» **WRITTEN REQUEST**
Write out the material again exactly, please, and omit the pictures.

» **Dataset rows**
------------------------------------

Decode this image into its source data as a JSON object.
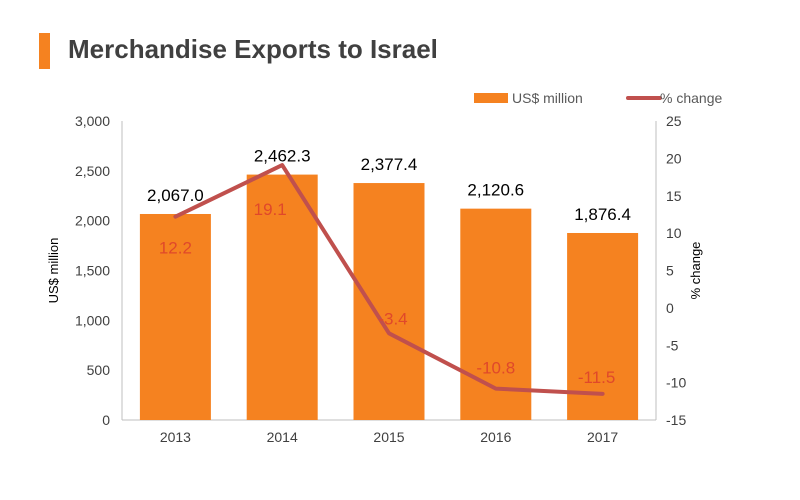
{
  "title": "Merchandise Exports to Israel",
  "colors": {
    "bar": "#f58220",
    "line": "#c0504d",
    "line_label": "#e0482a",
    "accent": "#f58220"
  },
  "chart_data": {
    "type": "bar",
    "categories": [
      "2013",
      "2014",
      "2015",
      "2016",
      "2017"
    ],
    "series": [
      {
        "name": "US$ million",
        "type": "bar",
        "axis": "left",
        "values": [
          2067.0,
          2462.3,
          2377.4,
          2120.6,
          1876.4
        ],
        "labels": [
          "2,067.0",
          "2,462.3",
          "2,377.4",
          "2,120.6",
          "1,876.4"
        ]
      },
      {
        "name": "% change",
        "type": "line",
        "axis": "right",
        "values": [
          12.2,
          19.1,
          -3.4,
          -10.8,
          -11.5
        ],
        "labels": [
          "12.2",
          "19.1",
          "-3.4",
          "-10.8",
          "-11.5"
        ]
      }
    ],
    "ylabel": "US$ million",
    "y2label": "% change",
    "ylim": [
      0,
      3000
    ],
    "y2lim": [
      -15,
      25
    ],
    "yticks": [
      "0",
      "500",
      "1,000",
      "1,500",
      "2,000",
      "2,500",
      "3,000"
    ],
    "y2ticks": [
      "-15",
      "-10",
      "-5",
      "0",
      "5",
      "10",
      "15",
      "20",
      "25"
    ],
    "grid": false,
    "legend": "top-right"
  }
}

------------------------------------

» **SOLUTION FOR THIS EXERCISE**
Decode this image into its source data as a JSON object.
{
  "title": "Merchandise Exports to Israel",
  "colors": {
    "bar": "#f58220",
    "line": "#c0504d",
    "line_label": "#e0482a",
    "accent": "#f58220"
  },
  "chart_data": {
    "type": "bar",
    "categories": [
      "2013",
      "2014",
      "2015",
      "2016",
      "2017"
    ],
    "series": [
      {
        "name": "US$ million",
        "type": "bar",
        "axis": "left",
        "values": [
          2067.0,
          2462.3,
          2377.4,
          2120.6,
          1876.4
        ],
        "labels": [
          "2,067.0",
          "2,462.3",
          "2,377.4",
          "2,120.6",
          "1,876.4"
        ]
      },
      {
        "name": "% change",
        "type": "line",
        "axis": "right",
        "values": [
          12.2,
          19.1,
          -3.4,
          -10.8,
          -11.5
        ],
        "labels": [
          "12.2",
          "19.1",
          "-3.4",
          "-10.8",
          "-11.5"
        ]
      }
    ],
    "ylabel": "US$ million",
    "y2label": "% change",
    "ylim": [
      0,
      3000
    ],
    "y2lim": [
      -15,
      25
    ],
    "yticks": [
      "0",
      "500",
      "1,000",
      "1,500",
      "2,000",
      "2,500",
      "3,000"
    ],
    "y2ticks": [
      "-15",
      "-10",
      "-5",
      "0",
      "5",
      "10",
      "15",
      "20",
      "25"
    ],
    "grid": false,
    "legend": "top-right"
  }
}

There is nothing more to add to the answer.